**AIM OF THE EXERCISE**
Under this task are some entries; return every one of them exactly.

**DATA FOR THE TASK**

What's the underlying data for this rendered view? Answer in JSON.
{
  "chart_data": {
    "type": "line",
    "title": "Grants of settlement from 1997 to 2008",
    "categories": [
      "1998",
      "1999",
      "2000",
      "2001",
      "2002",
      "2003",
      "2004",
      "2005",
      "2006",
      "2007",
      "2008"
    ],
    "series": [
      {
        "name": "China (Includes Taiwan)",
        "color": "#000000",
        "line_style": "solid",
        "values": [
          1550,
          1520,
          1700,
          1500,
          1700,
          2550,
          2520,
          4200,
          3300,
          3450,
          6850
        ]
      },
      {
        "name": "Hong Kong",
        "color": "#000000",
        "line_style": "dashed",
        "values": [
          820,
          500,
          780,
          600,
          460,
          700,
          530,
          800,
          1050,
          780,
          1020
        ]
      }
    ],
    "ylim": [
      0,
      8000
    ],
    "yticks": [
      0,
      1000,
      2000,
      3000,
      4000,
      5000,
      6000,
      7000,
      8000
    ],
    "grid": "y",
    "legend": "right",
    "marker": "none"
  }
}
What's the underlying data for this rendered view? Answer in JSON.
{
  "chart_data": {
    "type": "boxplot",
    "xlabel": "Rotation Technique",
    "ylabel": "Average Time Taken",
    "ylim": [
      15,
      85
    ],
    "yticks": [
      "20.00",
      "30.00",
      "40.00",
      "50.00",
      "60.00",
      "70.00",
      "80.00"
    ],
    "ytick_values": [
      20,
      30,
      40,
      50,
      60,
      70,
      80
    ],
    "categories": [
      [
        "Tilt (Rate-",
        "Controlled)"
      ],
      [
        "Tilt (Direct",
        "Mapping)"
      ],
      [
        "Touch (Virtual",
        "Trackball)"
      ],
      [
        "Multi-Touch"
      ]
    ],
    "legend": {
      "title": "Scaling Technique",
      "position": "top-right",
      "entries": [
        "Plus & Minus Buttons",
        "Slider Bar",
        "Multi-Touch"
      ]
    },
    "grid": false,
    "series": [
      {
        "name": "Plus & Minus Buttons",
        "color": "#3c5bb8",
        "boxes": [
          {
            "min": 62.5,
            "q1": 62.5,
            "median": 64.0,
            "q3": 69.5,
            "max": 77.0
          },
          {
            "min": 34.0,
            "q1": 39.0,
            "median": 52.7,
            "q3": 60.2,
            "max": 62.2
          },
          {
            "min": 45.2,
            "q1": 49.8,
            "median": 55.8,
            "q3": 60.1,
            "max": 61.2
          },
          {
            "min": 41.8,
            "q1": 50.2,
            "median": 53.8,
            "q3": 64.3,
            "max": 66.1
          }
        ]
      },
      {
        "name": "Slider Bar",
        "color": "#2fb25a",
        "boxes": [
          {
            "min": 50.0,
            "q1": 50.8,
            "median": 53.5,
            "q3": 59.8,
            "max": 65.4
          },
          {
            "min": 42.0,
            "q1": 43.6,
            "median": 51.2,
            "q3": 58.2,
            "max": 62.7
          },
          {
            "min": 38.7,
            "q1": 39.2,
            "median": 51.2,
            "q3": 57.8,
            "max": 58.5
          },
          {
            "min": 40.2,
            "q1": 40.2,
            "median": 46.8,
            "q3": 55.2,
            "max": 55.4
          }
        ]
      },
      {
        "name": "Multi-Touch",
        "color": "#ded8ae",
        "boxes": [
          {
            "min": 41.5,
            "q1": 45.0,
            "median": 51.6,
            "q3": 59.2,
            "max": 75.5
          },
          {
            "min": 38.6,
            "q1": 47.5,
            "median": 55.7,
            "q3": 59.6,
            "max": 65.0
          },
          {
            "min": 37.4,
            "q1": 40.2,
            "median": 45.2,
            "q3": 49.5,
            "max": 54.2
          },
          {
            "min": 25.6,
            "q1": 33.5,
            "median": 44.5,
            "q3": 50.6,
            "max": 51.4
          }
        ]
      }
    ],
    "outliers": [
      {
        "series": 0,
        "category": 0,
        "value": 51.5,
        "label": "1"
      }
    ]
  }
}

**OUTPUT BELOW**
What's the underlying data for this rendered view? Answer in JSON.
{
  "chart_data": {
    "type": "line",
    "title": "Grants of settlement from 1997 to 2008",
    "categories": [
      "1998",
      "1999",
      "2000",
      "2001",
      "2002",
      "2003",
      "2004",
      "2005",
      "2006",
      "2007",
      "2008"
    ],
    "series": [
      {
        "name": "China (Includes Taiwan)",
        "color": "#000000",
        "line_style": "solid",
        "values": [
          1550,
          1520,
          1700,
          1500,
          1700,
          2550,
          2520,
          4200,
          3300,
          3450,
          6850
        ]
      },
      {
        "name": "Hong Kong",
        "color": "#000000",
        "line_style": "dashed",
        "values": [
          820,
          500,
          780,
          600,
          460,
          700,
          530,
          800,
          1050,
          780,
          1020
        ]
      }
    ],
    "ylim": [
      0,
      8000
    ],
    "yticks": [
      0,
      1000,
      2000,
      3000,
      4000,
      5000,
      6000,
      7000,
      8000
    ],
    "grid": "y",
    "legend": "right",
    "marker": "none"
  }
}
What's the underlying data for this rendered view? Answer in JSON.
{
  "chart_data": {
    "type": "boxplot",
    "xlabel": "Rotation Technique",
    "ylabel": "Average Time Taken",
    "ylim": [
      15,
      85
    ],
    "yticks": [
      "20.00",
      "30.00",
      "40.00",
      "50.00",
      "60.00",
      "70.00",
      "80.00"
    ],
    "ytick_values": [
      20,
      30,
      40,
      50,
      60,
      70,
      80
    ],
    "categories": [
      [
        "Tilt (Rate-",
        "Controlled)"
      ],
      [
        "Tilt (Direct",
        "Mapping)"
      ],
      [
        "Touch (Virtual",
        "Trackball)"
      ],
      [
        "Multi-Touch"
      ]
    ],
    "legend": {
      "title": "Scaling Technique",
      "position": "top-right",
      "entries": [
        "Plus & Minus Buttons",
        "Slider Bar",
        "Multi-Touch"
      ]
    },
    "grid": false,
    "series": [
      {
        "name": "Plus & Minus Buttons",
        "color": "#3c5bb8",
        "boxes": [
          {
            "min": 62.5,
            "q1": 62.5,
            "median": 64.0,
            "q3": 69.5,
            "max": 77.0
          },
          {
            "min": 34.0,
            "q1": 39.0,
            "median": 52.7,
            "q3": 60.2,
            "max": 62.2
          },
          {
            "min": 45.2,
            "q1": 49.8,
            "median": 55.8,
            "q3": 60.1,
            "max": 61.2
          },
          {
            "min": 41.8,
            "q1": 50.2,
            "median": 53.8,
            "q3": 64.3,
            "max": 66.1
          }
        ]
      },
      {
        "name": "Slider Bar",
        "color": "#2fb25a",
        "boxes": [
          {
            "min": 50.0,
            "q1": 50.8,
            "median": 53.5,
            "q3": 59.8,
            "max": 65.4
          },
          {
            "min": 42.0,
            "q1": 43.6,
            "median": 51.2,
            "q3": 58.2,
            "max": 62.7
          },
          {
            "min": 38.7,
            "q1": 39.2,
            "median": 51.2,
            "q3": 57.8,
            "max": 58.5
          },
          {
            "min": 40.2,
            "q1": 40.2,
            "median": 46.8,
            "q3": 55.2,
            "max": 55.4
          }
        ]
      },
      {
        "name": "Multi-Touch",
        "color": "#ded8ae",
        "boxes": [
          {
            "min": 41.5,
            "q1": 45.0,
            "median": 51.6,
            "q3": 59.2,
            "max": 75.5
          },
          {
            "min": 38.6,
            "q1": 47.5,
            "median": 55.7,
            "q3": 59.6,
            "max": 65.0
          },
          {
            "min": 37.4,
            "q1": 40.2,
            "median": 45.2,
            "q3": 49.5,
            "max": 54.2
          },
          {
            "min": 25.6,
            "q1": 33.5,
            "median": 44.5,
            "q3": 50.6,
            "max": 51.4
          }
        ]
      }
    ],
    "outliers": [
      {
        "series": 0,
        "category": 0,
        "value": 51.5,
        "label": "1"
      }
    ]
  }
}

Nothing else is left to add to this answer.